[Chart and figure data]
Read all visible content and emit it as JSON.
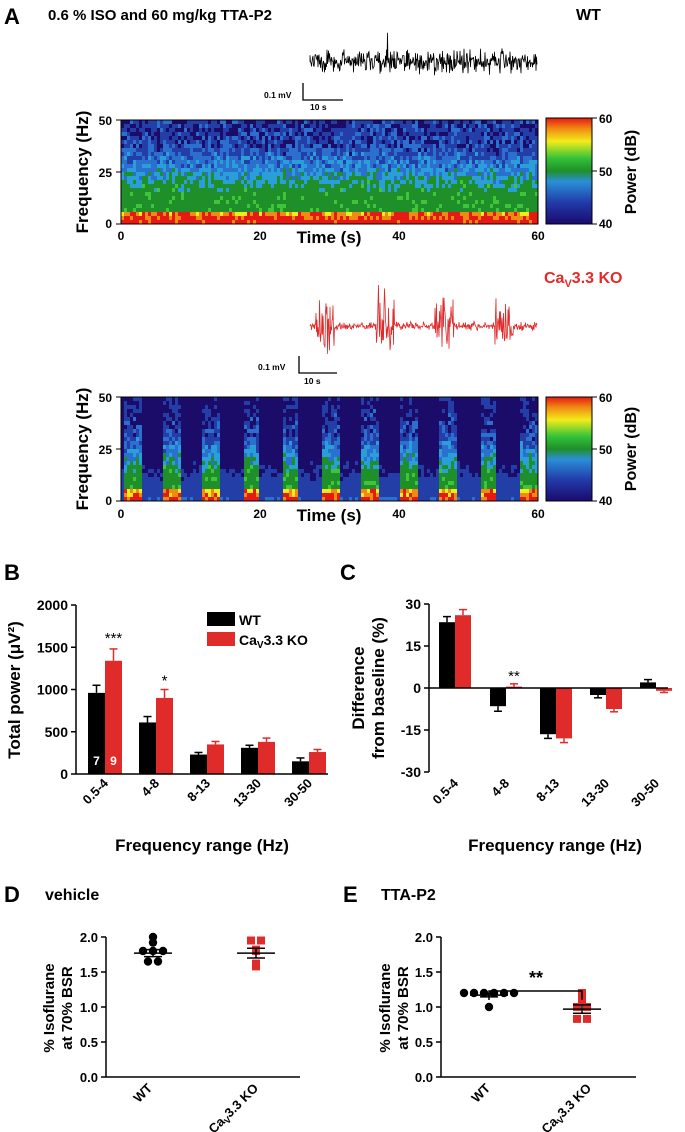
{
  "panel_a": {
    "label": "A",
    "title": "0.6 % ISO and 60 mg/kg TTA-P2",
    "wt_label": "WT",
    "ko_label_prefix": "Ca",
    "ko_label_sub": "V",
    "ko_label_suffix": "3.3 KO",
    "scale_mv": "0.1 mV",
    "scale_s": "10 s",
    "spec_ylabel": "Frequency (Hz)",
    "spec_xlabel": "Time (s)",
    "spec_yticks": [
      "0",
      "25",
      "50"
    ],
    "spec_xticks": [
      "0",
      "20",
      "40",
      "60"
    ],
    "colorbar_label": "Power (dB)",
    "colorbar_ticks": [
      "40",
      "50",
      "60"
    ]
  },
  "colors": {
    "wt": "#000000",
    "ko": "#e02b2b"
  },
  "chart_data": [
    {
      "id": "B",
      "type": "bar",
      "panel_label": "B",
      "xlabel": "Frequency range (Hz)",
      "ylabel": "Total power (μV²)",
      "ylim": [
        0,
        2000
      ],
      "yticks": [
        "0",
        "500",
        "1000",
        "1500",
        "2000"
      ],
      "categories": [
        "0.5-4",
        "4-8",
        "8-13",
        "13-30",
        "30-50"
      ],
      "series": [
        {
          "name": "WT",
          "values": [
            960,
            610,
            230,
            310,
            150
          ],
          "errors": [
            90,
            70,
            25,
            30,
            40
          ],
          "n": "7"
        },
        {
          "name": "Ca_V3.3 KO",
          "values": [
            1340,
            900,
            350,
            380,
            260
          ],
          "errors": [
            140,
            100,
            35,
            45,
            30
          ],
          "n": "9"
        }
      ],
      "legend": [
        "WT",
        "Ca_V3.3 KO"
      ],
      "legend_ko_prefix": "Ca",
      "legend_ko_sub": "V",
      "legend_ko_suffix": "3.3 KO",
      "annotations": [
        "***",
        "*"
      ]
    },
    {
      "id": "C",
      "type": "bar",
      "panel_label": "C",
      "xlabel": "Frequency range (Hz)",
      "ylabel_line1": "Difference",
      "ylabel_line2": "from baseline (%)",
      "ylim": [
        -30,
        30
      ],
      "yticks": [
        "-30",
        "-15",
        "0",
        "15",
        "30"
      ],
      "categories": [
        "0.5-4",
        "4-8",
        "8-13",
        "13-30",
        "30-50"
      ],
      "series": [
        {
          "name": "WT",
          "values": [
            23.5,
            -6.5,
            -16.5,
            -2.5,
            2
          ],
          "errors": [
            2,
            1.8,
            1.5,
            1,
            1
          ]
        },
        {
          "name": "Ca_V3.3 KO",
          "values": [
            26,
            0.5,
            -18,
            -7.5,
            -1
          ],
          "errors": [
            2,
            1,
            1.5,
            1,
            0.6
          ]
        }
      ],
      "annotations": [
        "**"
      ]
    },
    {
      "id": "D",
      "type": "scatter",
      "panel_label": "D",
      "subtitle": "vehicle",
      "ylabel_line1": "% Isoflurane",
      "ylabel_line2": "at 70% BSR",
      "ylim": [
        0,
        2
      ],
      "yticks": [
        "0.0",
        "0.5",
        "1.0",
        "1.5",
        "2.0"
      ],
      "categories": [
        "WT",
        "Ca_V3.3 KO"
      ],
      "xtick_ko_prefix": "Ca",
      "xtick_ko_sub": "V",
      "xtick_ko_suffix": "3.3 KO",
      "series": [
        {
          "name": "WT",
          "values": [
            2.0,
            1.92,
            1.8,
            1.8,
            1.8,
            1.65,
            1.65
          ],
          "mean": 1.77,
          "sem": 0.05
        },
        {
          "name": "Ca_V3.3 KO",
          "values": [
            1.95,
            1.95,
            1.82,
            1.8,
            1.62,
            1.58
          ],
          "mean": 1.77,
          "sem": 0.07
        }
      ]
    },
    {
      "id": "E",
      "type": "scatter",
      "panel_label": "E",
      "subtitle": "TTA-P2",
      "ylabel_line1": "% Isoflurane",
      "ylabel_line2": "at 70% BSR",
      "ylim": [
        0,
        2
      ],
      "yticks": [
        "0.0",
        "0.5",
        "1.0",
        "1.5",
        "2.0"
      ],
      "categories": [
        "WT",
        "Ca_V3.3 KO"
      ],
      "xtick_ko_prefix": "Ca",
      "xtick_ko_sub": "V",
      "xtick_ko_suffix": "3.3 KO",
      "series": [
        {
          "name": "WT",
          "values": [
            1.2,
            1.2,
            1.2,
            1.2,
            1.2,
            1.2,
            1.0
          ],
          "mean": 1.17,
          "sem": 0.025
        },
        {
          "name": "Ca_V3.3 KO",
          "values": [
            1.2,
            1.1,
            1.0,
            1.0,
            0.83,
            0.83
          ],
          "mean": 0.97,
          "sem": 0.06
        }
      ],
      "annotations": [
        "**"
      ]
    }
  ]
}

#### [AIM OF THE EXERCISE]
Give every record back exactly as it reads, with no images.

#### [ANSWER FOR THE TASK]
Read all visible content and emit it as JSON.
{
  "panel_a": {
    "label": "A",
    "title": "0.6 % ISO and 60 mg/kg TTA-P2",
    "wt_label": "WT",
    "ko_label_prefix": "Ca",
    "ko_label_sub": "V",
    "ko_label_suffix": "3.3 KO",
    "scale_mv": "0.1 mV",
    "scale_s": "10 s",
    "spec_ylabel": "Frequency (Hz)",
    "spec_xlabel": "Time (s)",
    "spec_yticks": [
      "0",
      "25",
      "50"
    ],
    "spec_xticks": [
      "0",
      "20",
      "40",
      "60"
    ],
    "colorbar_label": "Power (dB)",
    "colorbar_ticks": [
      "40",
      "50",
      "60"
    ]
  },
  "colors": {
    "wt": "#000000",
    "ko": "#e02b2b"
  },
  "chart_data": [
    {
      "id": "B",
      "type": "bar",
      "panel_label": "B",
      "xlabel": "Frequency range (Hz)",
      "ylabel": "Total power (μV²)",
      "ylim": [
        0,
        2000
      ],
      "yticks": [
        "0",
        "500",
        "1000",
        "1500",
        "2000"
      ],
      "categories": [
        "0.5-4",
        "4-8",
        "8-13",
        "13-30",
        "30-50"
      ],
      "series": [
        {
          "name": "WT",
          "values": [
            960,
            610,
            230,
            310,
            150
          ],
          "errors": [
            90,
            70,
            25,
            30,
            40
          ],
          "n": "7"
        },
        {
          "name": "Ca_V3.3 KO",
          "values": [
            1340,
            900,
            350,
            380,
            260
          ],
          "errors": [
            140,
            100,
            35,
            45,
            30
          ],
          "n": "9"
        }
      ],
      "legend": [
        "WT",
        "Ca_V3.3 KO"
      ],
      "legend_ko_prefix": "Ca",
      "legend_ko_sub": "V",
      "legend_ko_suffix": "3.3 KO",
      "annotations": [
        "***",
        "*"
      ]
    },
    {
      "id": "C",
      "type": "bar",
      "panel_label": "C",
      "xlabel": "Frequency range (Hz)",
      "ylabel_line1": "Difference",
      "ylabel_line2": "from baseline (%)",
      "ylim": [
        -30,
        30
      ],
      "yticks": [
        "-30",
        "-15",
        "0",
        "15",
        "30"
      ],
      "categories": [
        "0.5-4",
        "4-8",
        "8-13",
        "13-30",
        "30-50"
      ],
      "series": [
        {
          "name": "WT",
          "values": [
            23.5,
            -6.5,
            -16.5,
            -2.5,
            2
          ],
          "errors": [
            2,
            1.8,
            1.5,
            1,
            1
          ]
        },
        {
          "name": "Ca_V3.3 KO",
          "values": [
            26,
            0.5,
            -18,
            -7.5,
            -1
          ],
          "errors": [
            2,
            1,
            1.5,
            1,
            0.6
          ]
        }
      ],
      "annotations": [
        "**"
      ]
    },
    {
      "id": "D",
      "type": "scatter",
      "panel_label": "D",
      "subtitle": "vehicle",
      "ylabel_line1": "% Isoflurane",
      "ylabel_line2": "at 70% BSR",
      "ylim": [
        0,
        2
      ],
      "yticks": [
        "0.0",
        "0.5",
        "1.0",
        "1.5",
        "2.0"
      ],
      "categories": [
        "WT",
        "Ca_V3.3 KO"
      ],
      "xtick_ko_prefix": "Ca",
      "xtick_ko_sub": "V",
      "xtick_ko_suffix": "3.3 KO",
      "series": [
        {
          "name": "WT",
          "values": [
            2.0,
            1.92,
            1.8,
            1.8,
            1.8,
            1.65,
            1.65
          ],
          "mean": 1.77,
          "sem": 0.05
        },
        {
          "name": "Ca_V3.3 KO",
          "values": [
            1.95,
            1.95,
            1.82,
            1.8,
            1.62,
            1.58
          ],
          "mean": 1.77,
          "sem": 0.07
        }
      ]
    },
    {
      "id": "E",
      "type": "scatter",
      "panel_label": "E",
      "subtitle": "TTA-P2",
      "ylabel_line1": "% Isoflurane",
      "ylabel_line2": "at 70% BSR",
      "ylim": [
        0,
        2
      ],
      "yticks": [
        "0.0",
        "0.5",
        "1.0",
        "1.5",
        "2.0"
      ],
      "categories": [
        "WT",
        "Ca_V3.3 KO"
      ],
      "xtick_ko_prefix": "Ca",
      "xtick_ko_sub": "V",
      "xtick_ko_suffix": "3.3 KO",
      "series": [
        {
          "name": "WT",
          "values": [
            1.2,
            1.2,
            1.2,
            1.2,
            1.2,
            1.2,
            1.0
          ],
          "mean": 1.17,
          "sem": 0.025
        },
        {
          "name": "Ca_V3.3 KO",
          "values": [
            1.2,
            1.1,
            1.0,
            1.0,
            0.83,
            0.83
          ],
          "mean": 0.97,
          "sem": 0.06
        }
      ],
      "annotations": [
        "**"
      ]
    }
  ]
}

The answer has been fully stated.